▶ **Task instructions**
You are to retype all of the data exactly as it appears.

▶ **The records**

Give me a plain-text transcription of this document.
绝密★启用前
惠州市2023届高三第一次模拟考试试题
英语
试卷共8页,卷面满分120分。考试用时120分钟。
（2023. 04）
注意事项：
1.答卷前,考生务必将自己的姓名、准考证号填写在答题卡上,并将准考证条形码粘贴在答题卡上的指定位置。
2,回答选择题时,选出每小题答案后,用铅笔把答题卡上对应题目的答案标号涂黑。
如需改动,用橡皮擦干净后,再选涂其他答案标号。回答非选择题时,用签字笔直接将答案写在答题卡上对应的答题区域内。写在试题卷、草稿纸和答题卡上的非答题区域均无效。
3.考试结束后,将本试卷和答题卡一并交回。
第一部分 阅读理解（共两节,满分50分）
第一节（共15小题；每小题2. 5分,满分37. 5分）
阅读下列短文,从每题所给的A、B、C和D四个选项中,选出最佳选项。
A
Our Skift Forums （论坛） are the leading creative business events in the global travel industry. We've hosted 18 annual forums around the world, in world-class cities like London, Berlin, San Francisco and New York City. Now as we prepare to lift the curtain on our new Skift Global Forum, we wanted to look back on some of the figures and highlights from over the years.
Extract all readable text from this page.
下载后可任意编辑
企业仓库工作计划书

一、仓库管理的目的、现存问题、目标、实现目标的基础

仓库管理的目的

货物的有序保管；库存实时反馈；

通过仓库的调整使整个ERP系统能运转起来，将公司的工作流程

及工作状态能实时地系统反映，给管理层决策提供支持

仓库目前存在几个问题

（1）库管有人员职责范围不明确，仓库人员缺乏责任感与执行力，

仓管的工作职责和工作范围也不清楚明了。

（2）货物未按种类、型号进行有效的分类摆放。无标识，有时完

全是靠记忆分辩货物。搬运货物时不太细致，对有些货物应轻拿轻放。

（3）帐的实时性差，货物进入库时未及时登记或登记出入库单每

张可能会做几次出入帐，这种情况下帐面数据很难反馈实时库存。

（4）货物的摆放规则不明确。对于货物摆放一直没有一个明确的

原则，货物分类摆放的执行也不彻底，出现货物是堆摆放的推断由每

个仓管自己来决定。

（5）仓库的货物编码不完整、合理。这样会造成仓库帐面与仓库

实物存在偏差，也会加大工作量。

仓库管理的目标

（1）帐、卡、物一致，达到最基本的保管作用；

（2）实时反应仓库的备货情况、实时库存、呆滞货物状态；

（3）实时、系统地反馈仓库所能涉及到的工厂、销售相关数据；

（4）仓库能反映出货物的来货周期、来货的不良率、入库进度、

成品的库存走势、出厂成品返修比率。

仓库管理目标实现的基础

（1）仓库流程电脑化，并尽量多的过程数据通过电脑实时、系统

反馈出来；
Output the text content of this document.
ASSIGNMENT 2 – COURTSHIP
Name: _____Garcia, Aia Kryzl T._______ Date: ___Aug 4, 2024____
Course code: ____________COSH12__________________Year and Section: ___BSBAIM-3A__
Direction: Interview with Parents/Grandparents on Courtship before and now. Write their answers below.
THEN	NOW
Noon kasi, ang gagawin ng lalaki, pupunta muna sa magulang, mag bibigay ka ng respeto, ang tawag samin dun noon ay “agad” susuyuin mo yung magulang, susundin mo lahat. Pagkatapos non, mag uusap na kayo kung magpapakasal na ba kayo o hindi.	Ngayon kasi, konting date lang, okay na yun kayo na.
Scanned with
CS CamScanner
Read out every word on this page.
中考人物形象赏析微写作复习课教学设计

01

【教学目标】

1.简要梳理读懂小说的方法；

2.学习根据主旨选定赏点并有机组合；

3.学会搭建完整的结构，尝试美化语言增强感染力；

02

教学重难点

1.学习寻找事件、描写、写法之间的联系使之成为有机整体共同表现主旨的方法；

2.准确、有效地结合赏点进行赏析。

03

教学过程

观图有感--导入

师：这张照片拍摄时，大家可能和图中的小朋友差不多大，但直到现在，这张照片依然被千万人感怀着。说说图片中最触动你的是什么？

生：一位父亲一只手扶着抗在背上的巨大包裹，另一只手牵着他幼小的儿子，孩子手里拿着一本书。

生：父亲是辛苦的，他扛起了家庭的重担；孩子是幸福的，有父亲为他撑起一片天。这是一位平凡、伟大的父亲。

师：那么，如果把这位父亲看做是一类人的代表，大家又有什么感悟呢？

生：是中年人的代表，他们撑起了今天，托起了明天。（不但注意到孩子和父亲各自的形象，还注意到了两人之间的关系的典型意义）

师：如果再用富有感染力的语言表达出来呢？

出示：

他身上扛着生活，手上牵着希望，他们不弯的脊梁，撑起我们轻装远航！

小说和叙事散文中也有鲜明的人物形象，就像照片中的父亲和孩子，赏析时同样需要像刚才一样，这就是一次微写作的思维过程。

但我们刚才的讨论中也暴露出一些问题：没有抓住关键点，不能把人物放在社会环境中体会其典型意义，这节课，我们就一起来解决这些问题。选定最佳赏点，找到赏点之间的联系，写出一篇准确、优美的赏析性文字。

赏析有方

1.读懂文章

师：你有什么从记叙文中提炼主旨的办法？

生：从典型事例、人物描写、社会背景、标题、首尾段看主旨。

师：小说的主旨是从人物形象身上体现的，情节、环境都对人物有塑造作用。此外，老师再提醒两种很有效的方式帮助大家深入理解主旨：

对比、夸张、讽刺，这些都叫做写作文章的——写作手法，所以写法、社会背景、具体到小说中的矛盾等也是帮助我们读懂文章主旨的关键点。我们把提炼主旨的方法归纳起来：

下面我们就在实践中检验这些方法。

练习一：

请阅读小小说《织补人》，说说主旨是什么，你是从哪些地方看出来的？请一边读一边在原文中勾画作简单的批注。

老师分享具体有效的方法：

▶ **Response**
Give me a plain-text transcription of this document.
绝密★启用前
惠州市2023届高三第一次模拟考试试题
英语
试卷共8页,卷面满分120分。考试用时120分钟。
（2023. 04）
注意事项：
1.答卷前,考生务必将自己的姓名、准考证号填写在答题卡上,并将准考证条形码粘贴在答题卡上的指定位置。
2,回答选择题时,选出每小题答案后,用铅笔把答题卡上对应题目的答案标号涂黑。
如需改动,用橡皮擦干净后,再选涂其他答案标号。回答非选择题时,用签字笔直接将答案写在答题卡上对应的答题区域内。写在试题卷、草稿纸和答题卡上的非答题区域均无效。
3.考试结束后,将本试卷和答题卡一并交回。
第一部分 阅读理解（共两节,满分50分）
第一节（共15小题；每小题2. 5分,满分37. 5分）
阅读下列短文,从每题所给的A、B、C和D四个选项中,选出最佳选项。
A
Our Skift Forums （论坛） are the leading creative business events in the global travel industry. We've hosted 18 annual forums around the world, in world-class cities like London, Berlin, San Francisco and New York City. Now as we prepare to lift the curtain on our new Skift Global Forum, we wanted to look back on some of the figures and highlights from over the years.
Extract all readable text from this page.
下载后可任意编辑
企业仓库工作计划书

一、仓库管理的目的、现存问题、目标、实现目标的基础

仓库管理的目的

货物的有序保管；库存实时反馈；

通过仓库的调整使整个ERP系统能运转起来，将公司的工作流程

及工作状态能实时地系统反映，给管理层决策提供支持

仓库目前存在几个问题

（1）库管有人员职责范围不明确，仓库人员缺乏责任感与执行力，

仓管的工作职责和工作范围也不清楚明了。

（2）货物未按种类、型号进行有效的分类摆放。无标识，有时完

全是靠记忆分辩货物。搬运货物时不太细致，对有些货物应轻拿轻放。

（3）帐的实时性差，货物进入库时未及时登记或登记出入库单每

张可能会做几次出入帐，这种情况下帐面数据很难反馈实时库存。

（4）货物的摆放规则不明确。对于货物摆放一直没有一个明确的

原则，货物分类摆放的执行也不彻底，出现货物是堆摆放的推断由每

个仓管自己来决定。

（5）仓库的货物编码不完整、合理。这样会造成仓库帐面与仓库

实物存在偏差，也会加大工作量。

仓库管理的目标

（1）帐、卡、物一致，达到最基本的保管作用；

（2）实时反应仓库的备货情况、实时库存、呆滞货物状态；

（3）实时、系统地反馈仓库所能涉及到的工厂、销售相关数据；

（4）仓库能反映出货物的来货周期、来货的不良率、入库进度、

成品的库存走势、出厂成品返修比率。

仓库管理目标实现的基础

（1）仓库流程电脑化，并尽量多的过程数据通过电脑实时、系统

反馈出来；
Output the text content of this document.
ASSIGNMENT 2 – COURTSHIP
Name: _____Garcia, Aia Kryzl T._______ Date: ___Aug 4, 2024____
Course code: ____________COSH12__________________Year and Section: ___BSBAIM-3A__
Direction: Interview with Parents/Grandparents on Courtship before and now. Write their answers below.
THEN	NOW
Noon kasi, ang gagawin ng lalaki, pupunta muna sa magulang, mag bibigay ka ng respeto, ang tawag samin dun noon ay “agad” susuyuin mo yung magulang, susundin mo lahat. Pagkatapos non, mag uusap na kayo kung magpapakasal na ba kayo o hindi.	Ngayon kasi, konting date lang, okay na yun kayo na.
Scanned with
CS CamScanner
Read out every word on this page.
中考人物形象赏析微写作复习课教学设计

01

【教学目标】

1.简要梳理读懂小说的方法；

2.学习根据主旨选定赏点并有机组合；

3.学会搭建完整的结构，尝试美化语言增强感染力；

02

教学重难点

1.学习寻找事件、描写、写法之间的联系使之成为有机整体共同表现主旨的方法；

2.准确、有效地结合赏点进行赏析。

03

教学过程

观图有感--导入

师：这张照片拍摄时，大家可能和图中的小朋友差不多大，但直到现在，这张照片依然被千万人感怀着。说说图片中最触动你的是什么？

生：一位父亲一只手扶着抗在背上的巨大包裹，另一只手牵着他幼小的儿子，孩子手里拿着一本书。

生：父亲是辛苦的，他扛起了家庭的重担；孩子是幸福的，有父亲为他撑起一片天。这是一位平凡、伟大的父亲。

师：那么，如果把这位父亲看做是一类人的代表，大家又有什么感悟呢？

生：是中年人的代表，他们撑起了今天，托起了明天。（不但注意到孩子和父亲各自的形象，还注意到了两人之间的关系的典型意义）

师：如果再用富有感染力的语言表达出来呢？

出示：

他身上扛着生活，手上牵着希望，他们不弯的脊梁，撑起我们轻装远航！

小说和叙事散文中也有鲜明的人物形象，就像照片中的父亲和孩子，赏析时同样需要像刚才一样，这就是一次微写作的思维过程。

但我们刚才的讨论中也暴露出一些问题：没有抓住关键点，不能把人物放在社会环境中体会其典型意义，这节课，我们就一起来解决这些问题。选定最佳赏点，找到赏点之间的联系，写出一篇准确、优美的赏析性文字。

赏析有方

1.读懂文章

师：你有什么从记叙文中提炼主旨的办法？

生：从典型事例、人物描写、社会背景、标题、首尾段看主旨。

师：小说的主旨是从人物形象身上体现的，情节、环境都对人物有塑造作用。此外，老师再提醒两种很有效的方式帮助大家深入理解主旨：

对比、夸张、讽刺，这些都叫做写作文章的——写作手法，所以写法、社会背景、具体到小说中的矛盾等也是帮助我们读懂文章主旨的关键点。我们把提炼主旨的方法归纳起来：

下面我们就在实践中检验这些方法。

练习一：

请阅读小小说《织补人》，说说主旨是什么，你是从哪些地方看出来的？请一边读一边在原文中勾画作简单的批注。

老师分享具体有效的方法：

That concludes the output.